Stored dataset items
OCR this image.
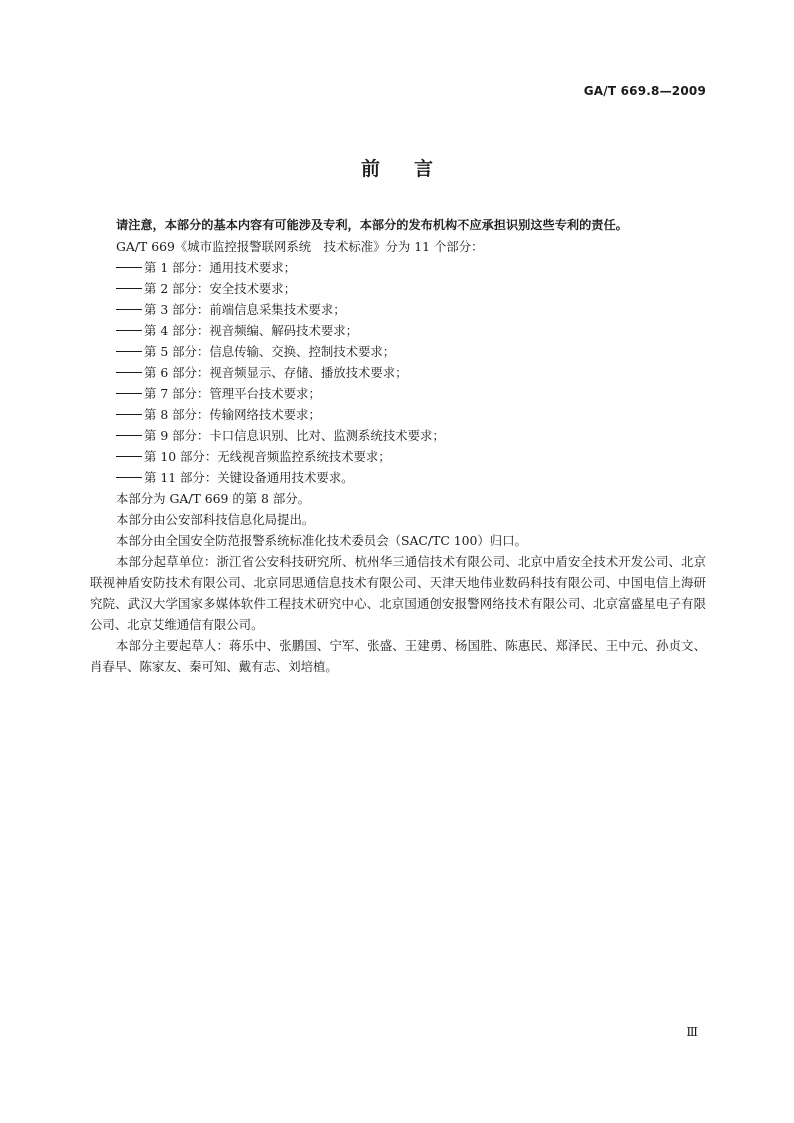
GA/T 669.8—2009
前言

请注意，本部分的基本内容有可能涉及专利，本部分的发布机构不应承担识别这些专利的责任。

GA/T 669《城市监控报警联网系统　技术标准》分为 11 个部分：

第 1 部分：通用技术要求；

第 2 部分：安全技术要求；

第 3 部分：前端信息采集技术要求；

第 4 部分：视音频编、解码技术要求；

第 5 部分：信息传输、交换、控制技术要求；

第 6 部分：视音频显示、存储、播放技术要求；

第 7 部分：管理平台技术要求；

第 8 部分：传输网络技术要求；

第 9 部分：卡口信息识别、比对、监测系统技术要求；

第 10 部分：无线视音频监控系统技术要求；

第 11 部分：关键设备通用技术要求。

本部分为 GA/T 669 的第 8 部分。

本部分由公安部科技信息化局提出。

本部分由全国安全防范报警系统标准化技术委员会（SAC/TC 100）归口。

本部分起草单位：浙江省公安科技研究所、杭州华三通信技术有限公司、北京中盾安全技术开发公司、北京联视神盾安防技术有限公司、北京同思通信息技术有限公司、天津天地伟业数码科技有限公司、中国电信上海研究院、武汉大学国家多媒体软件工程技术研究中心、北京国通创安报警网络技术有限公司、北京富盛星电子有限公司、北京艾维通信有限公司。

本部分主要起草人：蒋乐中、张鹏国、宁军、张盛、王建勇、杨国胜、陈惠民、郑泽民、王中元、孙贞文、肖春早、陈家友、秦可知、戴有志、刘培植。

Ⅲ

**TASK STATEMENT:**
Repeat the records word for word. Any picture in them should be left out.

**RESPONSE BELOW:**
OCR this image.
GA/T 669.8—2009
前言

请注意，本部分的基本内容有可能涉及专利，本部分的发布机构不应承担识别这些专利的责任。

GA/T 669《城市监控报警联网系统　技术标准》分为 11 个部分：

第 1 部分：通用技术要求；

第 2 部分：安全技术要求；

第 3 部分：前端信息采集技术要求；

第 4 部分：视音频编、解码技术要求；

第 5 部分：信息传输、交换、控制技术要求；

第 6 部分：视音频显示、存储、播放技术要求；

第 7 部分：管理平台技术要求；

第 8 部分：传输网络技术要求；

第 9 部分：卡口信息识别、比对、监测系统技术要求；

第 10 部分：无线视音频监控系统技术要求；

第 11 部分：关键设备通用技术要求。

本部分为 GA/T 669 的第 8 部分。

本部分由公安部科技信息化局提出。

本部分由全国安全防范报警系统标准化技术委员会（SAC/TC 100）归口。

本部分起草单位：浙江省公安科技研究所、杭州华三通信技术有限公司、北京中盾安全技术开发公司、北京联视神盾安防技术有限公司、北京同思通信息技术有限公司、天津天地伟业数码科技有限公司、中国电信上海研究院、武汉大学国家多媒体软件工程技术研究中心、北京国通创安报警网络技术有限公司、北京富盛星电子有限公司、北京艾维通信有限公司。

本部分主要起草人：蒋乐中、张鹏国、宁军、张盛、王建勇、杨国胜、陈惠民、郑泽民、王中元、孙贞文、肖春早、陈家友、秦可知、戴有志、刘培植。

Ⅲ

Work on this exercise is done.